Nell'estratto fornito, sostituisci "team" con "gruppo" e riscrivi il brano da "L'elettricità smart e" fino a "elettrolitiche di vanadio." compreso.

=== Estratto fornito ===

SCIENZA E RICERCA

L'elettricità smart e il futuro delle batterie

139 paesi stanno promuovendo la transizione alle rinnovabili che dovrebbe portare alla  decarbonizzazione dell’energia entro il 2050. Per poter fruire dell’energia prodotta da fonti rinnovabili però è necessario avere a disposizione sistemi di accumulo di energia. Di queste tematiche si occupa Massimo Guarnieri, professore di elettrotecnica e di storia della tecnologia e responsabile dell’Electrochemical Energy Storage Lab del dipartimento di Ingegneria industriale (DII), che afferisce al Centro interdipartimentale Levi Cases. Con il finanziamento di un progetto strategico di ateneo, il suo team sta lavorando a una tecnologia promettente per i sistemi di accumulo stazionario: una batteria a flusso redox di scala industriale, che funziona con soluzioni elettrolitiche di vanadio.

=== Righe del dataset ===

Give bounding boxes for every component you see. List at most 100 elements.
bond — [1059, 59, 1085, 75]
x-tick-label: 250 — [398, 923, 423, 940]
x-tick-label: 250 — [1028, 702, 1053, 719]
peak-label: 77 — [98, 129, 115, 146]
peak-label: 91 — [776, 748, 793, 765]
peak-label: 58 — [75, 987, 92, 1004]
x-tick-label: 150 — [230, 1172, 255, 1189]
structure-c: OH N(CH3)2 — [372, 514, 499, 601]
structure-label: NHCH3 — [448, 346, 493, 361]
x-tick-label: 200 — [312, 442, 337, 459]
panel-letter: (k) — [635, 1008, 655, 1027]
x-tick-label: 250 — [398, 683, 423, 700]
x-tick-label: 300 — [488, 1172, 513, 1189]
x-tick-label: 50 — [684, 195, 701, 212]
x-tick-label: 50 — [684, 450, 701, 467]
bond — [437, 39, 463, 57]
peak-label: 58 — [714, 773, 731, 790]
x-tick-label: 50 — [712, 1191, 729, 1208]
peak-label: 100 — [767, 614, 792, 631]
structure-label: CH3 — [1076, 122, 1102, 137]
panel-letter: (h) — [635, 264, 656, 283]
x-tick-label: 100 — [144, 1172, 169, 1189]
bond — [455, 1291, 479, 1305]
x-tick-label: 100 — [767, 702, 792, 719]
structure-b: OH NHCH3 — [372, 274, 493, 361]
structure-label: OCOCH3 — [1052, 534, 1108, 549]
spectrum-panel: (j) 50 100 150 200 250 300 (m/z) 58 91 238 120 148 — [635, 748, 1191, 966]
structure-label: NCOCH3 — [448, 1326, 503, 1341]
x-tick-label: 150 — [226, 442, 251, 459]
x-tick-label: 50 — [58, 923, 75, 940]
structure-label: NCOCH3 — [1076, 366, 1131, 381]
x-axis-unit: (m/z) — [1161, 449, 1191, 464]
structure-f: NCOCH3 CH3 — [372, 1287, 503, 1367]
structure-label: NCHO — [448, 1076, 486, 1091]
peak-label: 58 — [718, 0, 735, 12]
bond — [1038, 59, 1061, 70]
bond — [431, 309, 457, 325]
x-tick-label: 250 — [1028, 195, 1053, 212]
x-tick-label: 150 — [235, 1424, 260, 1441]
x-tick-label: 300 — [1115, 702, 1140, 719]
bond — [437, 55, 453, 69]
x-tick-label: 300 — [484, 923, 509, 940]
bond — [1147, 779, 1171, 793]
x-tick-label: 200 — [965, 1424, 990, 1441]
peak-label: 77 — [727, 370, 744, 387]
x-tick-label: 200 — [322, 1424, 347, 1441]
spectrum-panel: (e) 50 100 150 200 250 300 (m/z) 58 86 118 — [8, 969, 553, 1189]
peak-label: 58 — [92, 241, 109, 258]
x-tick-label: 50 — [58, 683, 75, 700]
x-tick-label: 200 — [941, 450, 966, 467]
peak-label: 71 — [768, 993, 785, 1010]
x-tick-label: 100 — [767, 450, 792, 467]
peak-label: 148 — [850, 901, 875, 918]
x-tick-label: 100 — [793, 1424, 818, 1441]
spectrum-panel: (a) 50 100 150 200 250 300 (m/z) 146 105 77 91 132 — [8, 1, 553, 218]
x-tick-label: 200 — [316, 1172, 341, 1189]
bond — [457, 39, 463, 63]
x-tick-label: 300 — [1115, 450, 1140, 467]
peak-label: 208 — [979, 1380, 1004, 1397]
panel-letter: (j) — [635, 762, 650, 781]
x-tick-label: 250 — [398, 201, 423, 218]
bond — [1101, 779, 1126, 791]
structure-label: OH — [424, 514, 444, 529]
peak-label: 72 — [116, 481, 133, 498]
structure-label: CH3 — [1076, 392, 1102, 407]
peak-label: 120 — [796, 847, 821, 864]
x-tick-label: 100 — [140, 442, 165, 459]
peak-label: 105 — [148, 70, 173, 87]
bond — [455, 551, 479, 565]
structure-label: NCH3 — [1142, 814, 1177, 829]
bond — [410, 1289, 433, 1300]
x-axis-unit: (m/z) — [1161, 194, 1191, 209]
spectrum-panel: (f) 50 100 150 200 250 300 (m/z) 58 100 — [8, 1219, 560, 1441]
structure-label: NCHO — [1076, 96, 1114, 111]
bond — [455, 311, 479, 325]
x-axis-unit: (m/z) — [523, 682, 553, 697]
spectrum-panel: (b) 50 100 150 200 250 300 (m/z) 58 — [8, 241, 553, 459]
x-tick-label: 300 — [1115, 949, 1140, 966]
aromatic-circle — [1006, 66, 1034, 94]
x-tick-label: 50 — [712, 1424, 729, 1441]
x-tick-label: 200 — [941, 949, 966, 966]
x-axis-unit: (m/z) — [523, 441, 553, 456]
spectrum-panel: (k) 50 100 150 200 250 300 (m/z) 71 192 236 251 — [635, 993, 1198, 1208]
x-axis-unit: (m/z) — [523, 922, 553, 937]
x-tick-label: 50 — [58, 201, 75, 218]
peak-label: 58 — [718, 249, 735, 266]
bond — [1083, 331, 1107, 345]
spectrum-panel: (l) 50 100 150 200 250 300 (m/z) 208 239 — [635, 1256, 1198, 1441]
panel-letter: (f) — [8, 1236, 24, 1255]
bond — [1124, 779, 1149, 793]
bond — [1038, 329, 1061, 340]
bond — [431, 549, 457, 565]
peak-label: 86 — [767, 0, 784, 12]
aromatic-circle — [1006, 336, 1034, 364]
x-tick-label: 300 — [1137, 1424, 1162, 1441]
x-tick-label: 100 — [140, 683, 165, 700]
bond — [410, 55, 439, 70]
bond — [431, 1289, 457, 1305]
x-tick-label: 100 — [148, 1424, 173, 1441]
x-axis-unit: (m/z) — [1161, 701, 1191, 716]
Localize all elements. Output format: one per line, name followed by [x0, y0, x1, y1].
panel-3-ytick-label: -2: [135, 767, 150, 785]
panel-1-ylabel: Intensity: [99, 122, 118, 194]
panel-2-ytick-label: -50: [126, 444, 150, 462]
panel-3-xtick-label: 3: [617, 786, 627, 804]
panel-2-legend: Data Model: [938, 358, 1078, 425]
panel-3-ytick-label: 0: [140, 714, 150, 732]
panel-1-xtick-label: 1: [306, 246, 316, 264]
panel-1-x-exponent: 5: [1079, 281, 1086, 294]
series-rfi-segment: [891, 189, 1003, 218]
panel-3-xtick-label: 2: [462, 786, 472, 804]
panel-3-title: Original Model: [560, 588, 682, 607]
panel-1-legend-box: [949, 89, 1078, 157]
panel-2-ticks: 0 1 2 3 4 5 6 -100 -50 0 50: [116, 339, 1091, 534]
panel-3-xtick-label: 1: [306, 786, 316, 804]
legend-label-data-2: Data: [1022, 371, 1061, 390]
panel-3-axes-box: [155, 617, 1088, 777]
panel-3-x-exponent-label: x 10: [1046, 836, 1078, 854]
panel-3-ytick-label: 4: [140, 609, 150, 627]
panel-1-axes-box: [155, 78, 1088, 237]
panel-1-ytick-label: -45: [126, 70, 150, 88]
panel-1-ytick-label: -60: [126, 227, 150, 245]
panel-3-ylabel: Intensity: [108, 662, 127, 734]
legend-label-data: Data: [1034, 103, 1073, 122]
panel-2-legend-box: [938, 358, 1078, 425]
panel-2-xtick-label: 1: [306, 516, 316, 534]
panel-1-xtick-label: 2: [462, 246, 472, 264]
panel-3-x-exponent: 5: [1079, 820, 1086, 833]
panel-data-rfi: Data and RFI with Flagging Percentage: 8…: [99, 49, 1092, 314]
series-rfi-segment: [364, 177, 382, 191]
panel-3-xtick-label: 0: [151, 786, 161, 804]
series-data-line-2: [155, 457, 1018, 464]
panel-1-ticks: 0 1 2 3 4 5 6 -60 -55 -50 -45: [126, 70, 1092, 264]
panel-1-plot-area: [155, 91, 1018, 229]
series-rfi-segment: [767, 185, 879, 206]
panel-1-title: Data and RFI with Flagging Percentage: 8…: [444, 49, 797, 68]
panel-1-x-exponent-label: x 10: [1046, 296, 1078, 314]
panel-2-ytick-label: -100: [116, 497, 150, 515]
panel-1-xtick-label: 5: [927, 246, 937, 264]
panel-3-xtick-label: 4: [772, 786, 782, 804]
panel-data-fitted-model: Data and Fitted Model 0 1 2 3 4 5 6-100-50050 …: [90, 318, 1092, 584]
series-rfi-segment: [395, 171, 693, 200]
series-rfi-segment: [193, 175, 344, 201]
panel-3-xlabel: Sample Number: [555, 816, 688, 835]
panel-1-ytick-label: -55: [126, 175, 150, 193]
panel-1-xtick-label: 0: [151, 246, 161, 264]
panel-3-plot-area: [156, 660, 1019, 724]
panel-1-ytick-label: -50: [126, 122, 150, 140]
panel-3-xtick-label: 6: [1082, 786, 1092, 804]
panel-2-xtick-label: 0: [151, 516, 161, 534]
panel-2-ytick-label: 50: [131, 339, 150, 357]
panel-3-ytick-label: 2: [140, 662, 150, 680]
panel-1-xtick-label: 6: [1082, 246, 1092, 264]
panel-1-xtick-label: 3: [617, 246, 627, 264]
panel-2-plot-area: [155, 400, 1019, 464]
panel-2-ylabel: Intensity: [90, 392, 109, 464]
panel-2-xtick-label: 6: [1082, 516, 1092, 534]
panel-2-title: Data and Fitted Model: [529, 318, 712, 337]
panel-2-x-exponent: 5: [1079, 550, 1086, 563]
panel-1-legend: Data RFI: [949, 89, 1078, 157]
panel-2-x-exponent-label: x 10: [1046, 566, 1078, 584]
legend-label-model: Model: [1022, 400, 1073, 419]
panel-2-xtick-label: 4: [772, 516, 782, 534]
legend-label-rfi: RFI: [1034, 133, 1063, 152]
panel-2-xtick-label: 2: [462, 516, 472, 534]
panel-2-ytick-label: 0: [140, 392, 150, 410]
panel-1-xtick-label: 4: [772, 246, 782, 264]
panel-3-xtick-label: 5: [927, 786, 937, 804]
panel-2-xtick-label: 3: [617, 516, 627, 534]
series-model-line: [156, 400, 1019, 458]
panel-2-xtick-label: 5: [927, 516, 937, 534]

===

▶ Risposta al compito:
L'elettricità smart e il futuro delle batterie

139 paesi stanno promuovendo la transizione alle rinnovabili che dovrebbe portare alla  decarbonizzazione dell’energia entro il 2050. Per poter fruire dell’energia prodotta da fonti rinnovabili però è necessario avere a disposizione sistemi di accumulo di energia. Di queste tematiche si occupa Massimo Guarnieri, professore di elettrotecnica e di storia della tecnologia e responsabile dell’Electrochemical Energy Storage Lab del dipartimento di Ingegneria industriale (DII), che afferisce al Centro interdipartimentale Levi Cases. Con il finanziamento di un progetto strategico di ateneo, il suo gruppo sta lavorando a una tecnologia promettente per i sistemi di accumulo stazionario: una batteria a flusso redox di scala industriale, che funziona con soluzioni elettrolitiche di vanadio.